## EXERCISE AIM
Copy the listing below word for word, starting at the line that contains "- divider: [243, 659, 957, 660]" and stopping after the line that contains "- color-select[interactable]: Color: Black".

## DATASET CONTENT
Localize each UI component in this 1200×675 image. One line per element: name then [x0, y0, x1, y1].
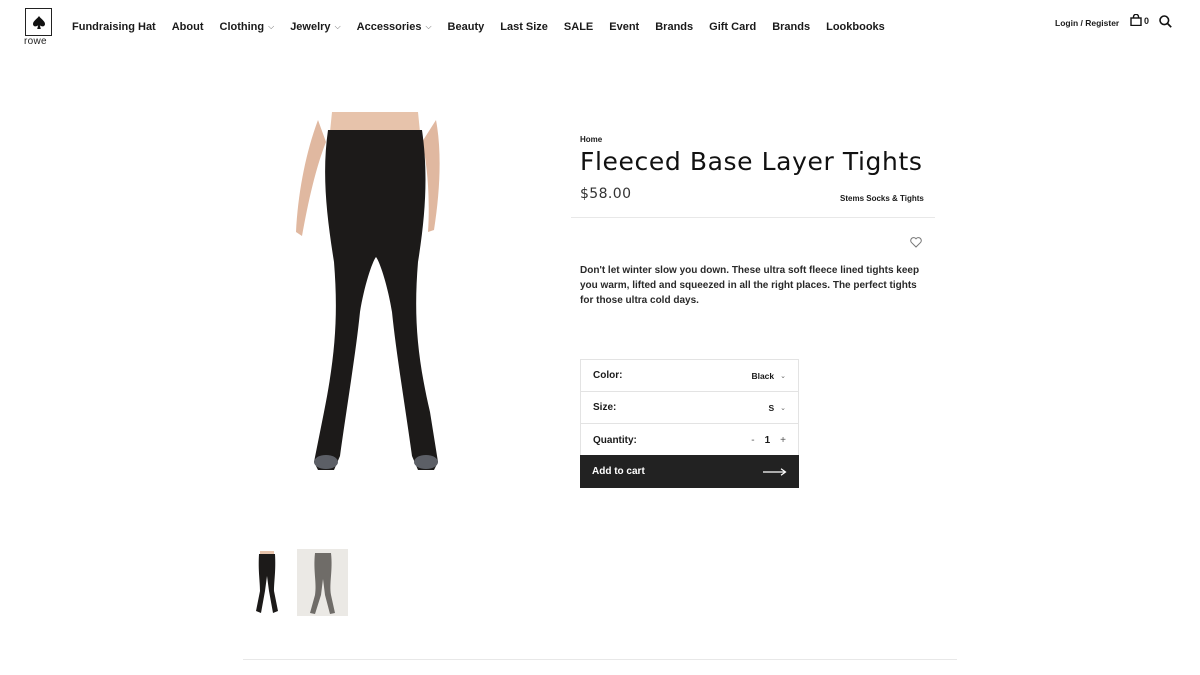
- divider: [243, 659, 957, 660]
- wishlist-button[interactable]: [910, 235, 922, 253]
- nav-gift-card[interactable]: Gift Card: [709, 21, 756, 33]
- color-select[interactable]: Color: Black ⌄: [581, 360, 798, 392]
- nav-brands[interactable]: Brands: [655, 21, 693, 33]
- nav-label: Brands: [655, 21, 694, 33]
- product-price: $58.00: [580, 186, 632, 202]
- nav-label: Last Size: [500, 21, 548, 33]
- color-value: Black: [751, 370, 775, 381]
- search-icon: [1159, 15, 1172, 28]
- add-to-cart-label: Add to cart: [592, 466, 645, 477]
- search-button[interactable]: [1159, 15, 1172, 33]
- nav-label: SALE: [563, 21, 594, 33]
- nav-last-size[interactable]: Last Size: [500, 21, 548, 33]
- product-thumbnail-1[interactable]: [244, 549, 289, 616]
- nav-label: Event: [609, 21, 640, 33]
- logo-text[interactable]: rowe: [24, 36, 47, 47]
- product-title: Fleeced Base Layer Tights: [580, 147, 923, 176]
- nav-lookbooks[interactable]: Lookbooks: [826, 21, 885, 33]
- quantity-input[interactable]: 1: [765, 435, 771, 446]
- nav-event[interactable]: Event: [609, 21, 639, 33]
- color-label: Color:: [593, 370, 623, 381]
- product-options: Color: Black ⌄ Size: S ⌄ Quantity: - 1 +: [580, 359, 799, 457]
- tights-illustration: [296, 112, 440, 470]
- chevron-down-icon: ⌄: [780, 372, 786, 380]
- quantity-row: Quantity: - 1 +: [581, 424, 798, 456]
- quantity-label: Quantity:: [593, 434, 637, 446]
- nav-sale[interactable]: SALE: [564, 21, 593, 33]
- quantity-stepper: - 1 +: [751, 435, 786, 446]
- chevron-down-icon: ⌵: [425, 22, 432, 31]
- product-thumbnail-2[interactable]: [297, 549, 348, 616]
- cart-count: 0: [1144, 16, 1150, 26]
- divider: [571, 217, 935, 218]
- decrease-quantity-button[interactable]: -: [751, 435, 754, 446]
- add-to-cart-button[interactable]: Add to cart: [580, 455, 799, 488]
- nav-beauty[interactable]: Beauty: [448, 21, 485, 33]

## EXERCISE ANSWER
- divider: [243, 659, 957, 660]
- wishlist-button[interactable]: [910, 235, 922, 253]
- nav-gift-card[interactable]: Gift Card: [709, 21, 756, 33]
- color-select[interactable]: Color: Black ⌄: [581, 360, 798, 392]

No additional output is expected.